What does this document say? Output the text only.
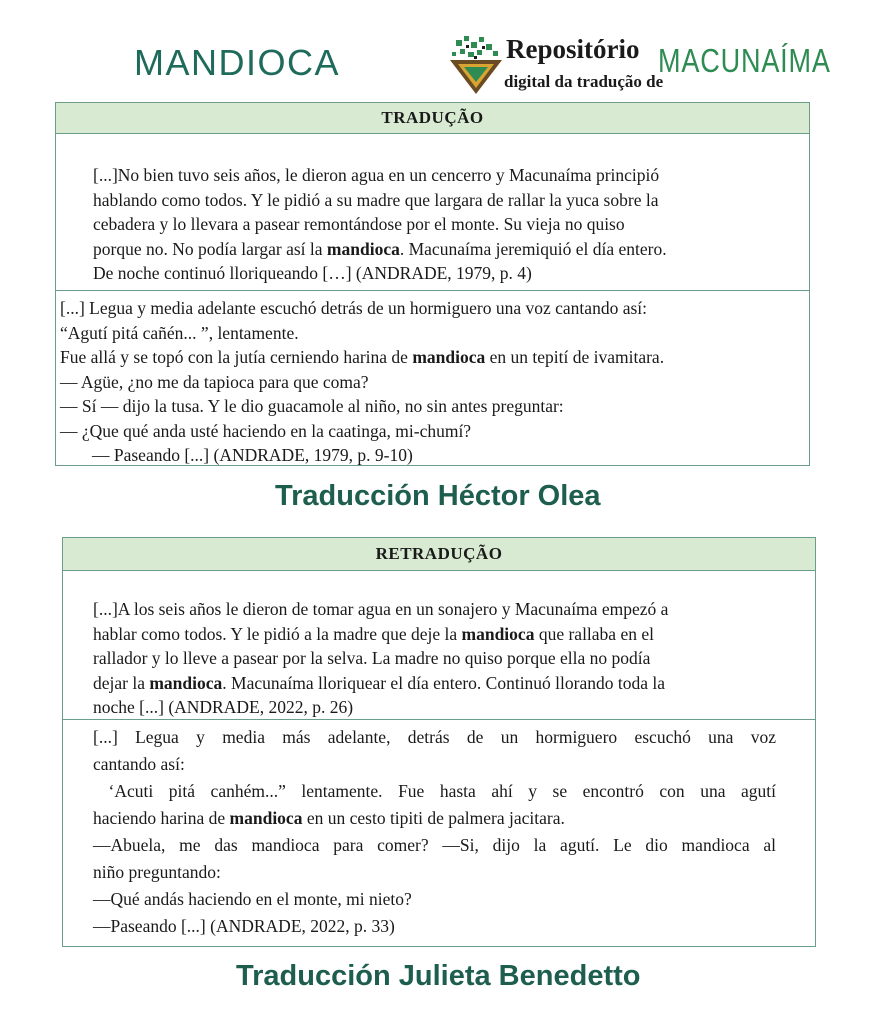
MANDIOCA	Repositório
digital da tradução de
MACUNAÍMA
TRADUÇÃO
[...]No bien tuvo seis años, le dieron agua en un cencerro y Macunaíma principió
hablando como todos. Y le pidió a su madre que largara de rallar la yuca sobre la
cebadera y lo llevara a pasear remontándose por el monte. Su vieja no quiso
porque no. No podía largar así la mandioca. Macunaíma jeremiquió el día entero.
De noche continuó lloriqueando […] (ANDRADE, 1979, p. 4)
[...] Legua y media adelante escuchó detrás de un hormiguero una voz cantando así:
“Agutí pitá cañén... ”, lentamente.
Fue allá y se topó con la jutía cerniendo harina de mandioca en un tepití de ivamitara.
— Agüe, ¿no me da tapioca para que coma?
— Sí — dijo la tusa. Y le dio guacamole al niño, no sin antes preguntar:
— ¿Que qué anda usté haciendo en la caatinga, mi-chumí?
— Paseando [...] (ANDRADE, 1979, p. 9-10)
Traducción Héctor Olea
RETRADUÇÃO
[...]A los seis años le dieron de tomar agua en un sonajero y Macunaíma empezó a
hablar como todos. Y le pidió a la madre que deje la mandioca que rallaba en el
rallador y lo lleve a pasear por la selva. La madre no quiso porque ella no podía
dejar la mandioca. Macunaíma lloriquear el día entero. Continuó llorando toda la
noche [...] (ANDRADE, 2022, p. 26)
[...] Legua y media más adelante, detrás de un hormiguero escuchó una voz
cantando así:
‘Acuti pitá canhém...” lentamente. Fue hasta ahí y se encontró con una agutí
haciendo harina de mandioca en un cesto tipiti de palmera jacitara.
—Abuela, me das mandioca para comer? —Si, dijo la agutí. Le dio mandioca al
niño preguntando:
—Qué andás haciendo en el monte, mi nieto?
—Paseando [...] (ANDRADE, 2022, p. 33)
Traducción Julieta Benedetto
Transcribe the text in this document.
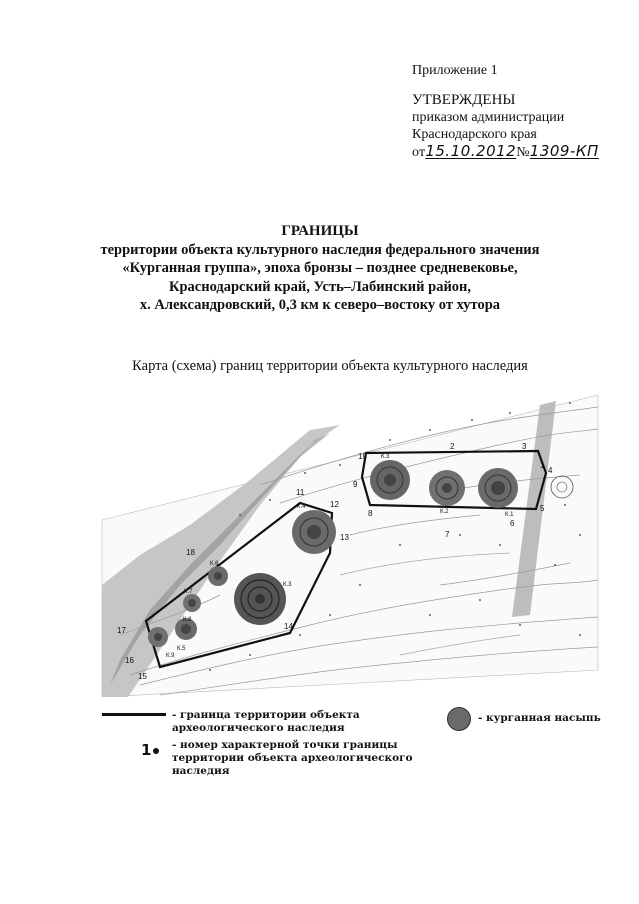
Приложение 1
УТВЕРЖДЕНЫ
приказом администрации
Краснодарского края
от15.10.2012№1309-КП
ГРАНИЦЫ
территории объекта культурного наследия федерального значения
«Курганная группа», эпоха бронзы – позднее средневековье,
Краснодарский край, Усть–Лабинский район,
х. Александровский, 0,3 км к северо–востоку от хутора
Карта (схема) границ территории объекта культурного наследия
К.1
К.2
К.3
К.3
К.4
К.5
К.6
К.7
К.8
К.9
1
2	3
4
5
6
7
8
9
10
11
12
13
14
15
16
17
18
- граница территории объекта археологического наследия
- курганная насыпь
1	- номер характерной точки границы территории объекта археологического наследия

-=-=-

### WHAT THE EXERCISE ASKS
Give an exact reproduction of every line, leaving out any picture.

### REPLY
What does this document say? Output the text only.
MANDIOCA	Repositório
digital da tradução de
MACUNAÍMA
TRADUÇÃO
[...]No bien tuvo seis años, le dieron agua en un cencerro y Macunaíma principió
hablando como todos. Y le pidió a su madre que largara de rallar la yuca sobre la
cebadera y lo llevara a pasear remontándose por el monte. Su vieja no quiso
porque no. No podía largar así la mandioca. Macunaíma jeremiquió el día entero.
De noche continuó lloriqueando […] (ANDRADE, 1979, p. 4)
[...] Legua y media adelante escuchó detrás de un hormiguero una voz cantando así:
“Agutí pitá cañén... ”, lentamente.
Fue allá y se topó con la jutía cerniendo harina de mandioca en un tepití de ivamitara.
— Agüe, ¿no me da tapioca para que coma?
— Sí — dijo la tusa. Y le dio guacamole al niño, no sin antes preguntar:
— ¿Que qué anda usté haciendo en la caatinga, mi-chumí?
— Paseando [...] (ANDRADE, 1979, p. 9-10)
Traducción Héctor Olea
RETRADUÇÃO
[...]A los seis años le dieron de tomar agua en un sonajero y Macunaíma empezó a
hablar como todos. Y le pidió a la madre que deje la mandioca que rallaba en el
rallador y lo lleve a pasear por la selva. La madre no quiso porque ella no podía
dejar la mandioca. Macunaíma lloriquear el día entero. Continuó llorando toda la
noche [...] (ANDRADE, 2022, p. 26)
[...] Legua y media más adelante, detrás de un hormiguero escuchó una voz
cantando así:
‘Acuti pitá canhém...” lentamente. Fue hasta ahí y se encontró con una agutí
haciendo harina de mandioca en un cesto tipiti de palmera jacitara.
—Abuela, me das mandioca para comer? —Si, dijo la agutí. Le dio mandioca al
niño preguntando:
—Qué andás haciendo en el monte, mi nieto?
—Paseando [...] (ANDRADE, 2022, p. 33)
Traducción Julieta Benedetto
Transcribe the text in this document.
Приложение 1
УТВЕРЖДЕНЫ
приказом администрации
Краснодарского края
от15.10.2012№1309-КП
ГРАНИЦЫ
территории объекта культурного наследия федерального значения
«Курганная группа», эпоха бронзы – позднее средневековье,
Краснодарский край, Усть–Лабинский район,
х. Александровский, 0,3 км к северо–востоку от хутора
Карта (схема) границ территории объекта культурного наследия
К.1
К.2
К.3
К.3
К.4
К.5
К.6
К.7
К.8
К.9
1
2	3
4
5
6
7
8
9
10
11
12
13
14
15
16
17
18
- граница территории объекта археологического наследия
- курганная насыпь
1	- номер характерной точки границы территории объекта археологического наследия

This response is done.